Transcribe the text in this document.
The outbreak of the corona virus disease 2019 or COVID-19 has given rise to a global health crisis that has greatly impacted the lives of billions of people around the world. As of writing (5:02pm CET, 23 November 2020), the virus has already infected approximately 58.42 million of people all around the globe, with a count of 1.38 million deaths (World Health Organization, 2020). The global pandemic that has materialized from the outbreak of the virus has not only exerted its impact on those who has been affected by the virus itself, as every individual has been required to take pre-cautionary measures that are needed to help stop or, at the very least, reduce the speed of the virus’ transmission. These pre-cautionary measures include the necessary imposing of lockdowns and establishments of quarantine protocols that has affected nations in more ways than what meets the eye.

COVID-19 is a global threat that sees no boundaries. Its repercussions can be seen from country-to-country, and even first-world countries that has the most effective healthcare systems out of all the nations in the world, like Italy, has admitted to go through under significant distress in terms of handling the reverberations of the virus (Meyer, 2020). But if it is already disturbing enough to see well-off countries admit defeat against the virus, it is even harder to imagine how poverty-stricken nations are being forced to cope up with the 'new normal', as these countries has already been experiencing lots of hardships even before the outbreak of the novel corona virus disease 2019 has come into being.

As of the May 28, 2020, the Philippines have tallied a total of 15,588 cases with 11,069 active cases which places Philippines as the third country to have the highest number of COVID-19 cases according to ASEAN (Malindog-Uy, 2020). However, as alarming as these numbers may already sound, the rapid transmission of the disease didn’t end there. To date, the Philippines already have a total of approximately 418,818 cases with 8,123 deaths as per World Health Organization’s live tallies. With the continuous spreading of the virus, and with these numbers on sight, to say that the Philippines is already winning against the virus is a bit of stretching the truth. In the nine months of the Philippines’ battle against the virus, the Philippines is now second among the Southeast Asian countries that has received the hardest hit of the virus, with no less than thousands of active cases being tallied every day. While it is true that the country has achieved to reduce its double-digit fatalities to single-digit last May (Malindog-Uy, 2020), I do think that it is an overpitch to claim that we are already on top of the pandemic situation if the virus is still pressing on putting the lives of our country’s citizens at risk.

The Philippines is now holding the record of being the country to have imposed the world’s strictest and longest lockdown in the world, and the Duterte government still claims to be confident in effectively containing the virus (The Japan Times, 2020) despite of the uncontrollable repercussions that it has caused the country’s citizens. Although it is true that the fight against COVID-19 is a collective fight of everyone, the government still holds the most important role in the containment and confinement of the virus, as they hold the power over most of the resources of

===============

Work order: Set down the data exactly.

Answer:
Transcribe the text in this document.
The outbreak of the corona virus disease 2019 or COVID-19 has given rise to a global health crisis that has greatly impacted the lives of billions of people around the world. As of writing (5:02pm CET, 23 November 2020), the virus has already infected approximately 58.42 million of people all around the globe, with a count of 1.38 million deaths (World Health Organization, 2020). The global pandemic that has materialized from the outbreak of the virus has not only exerted its impact on those who has been affected by the virus itself, as every individual has been required to take pre-cautionary measures that are needed to help stop or, at the very least, reduce the speed of the virus’ transmission. These pre-cautionary measures include the necessary imposing of lockdowns and establishments of quarantine protocols that has affected nations in more ways than what meets the eye.

COVID-19 is a global threat that sees no boundaries. Its repercussions can be seen from country-to-country, and even first-world countries that has the most effective healthcare systems out of all the nations in the world, like Italy, has admitted to go through under significant distress in terms of handling the reverberations of the virus (Meyer, 2020). But if it is already disturbing enough to see well-off countries admit defeat against the virus, it is even harder to imagine how poverty-stricken nations are being forced to cope up with the 'new normal', as these countries has already been experiencing lots of hardships even before the outbreak of the novel corona virus disease 2019 has come into being.

As of the May 28, 2020, the Philippines have tallied a total of 15,588 cases with 11,069 active cases which places Philippines as the third country to have the highest number of COVID-19 cases according to ASEAN (Malindog-Uy, 2020). However, as alarming as these numbers may already sound, the rapid transmission of the disease didn’t end there. To date, the Philippines already have a total of approximately 418,818 cases with 8,123 deaths as per World Health Organization’s live tallies. With the continuous spreading of the virus, and with these numbers on sight, to say that the Philippines is already winning against the virus is a bit of stretching the truth. In the nine months of the Philippines’ battle against the virus, the Philippines is now second among the Southeast Asian countries that has received the hardest hit of the virus, with no less than thousands of active cases being tallied every day. While it is true that the country has achieved to reduce its double-digit fatalities to single-digit last May (Malindog-Uy, 2020), I do think that it is an overpitch to claim that we are already on top of the pandemic situation if the virus is still pressing on putting the lives of our country’s citizens at risk.

The Philippines is now holding the record of being the country to have imposed the world’s strictest and longest lockdown in the world, and the Duterte government still claims to be confident in effectively containing the virus (The Japan Times, 2020) despite of the uncontrollable repercussions that it has caused the country’s citizens. Although it is true that the fight against COVID-19 is a collective fight of everyone, the government still holds the most important role in the containment and confinement of the virus, as they hold the power over most of the resources of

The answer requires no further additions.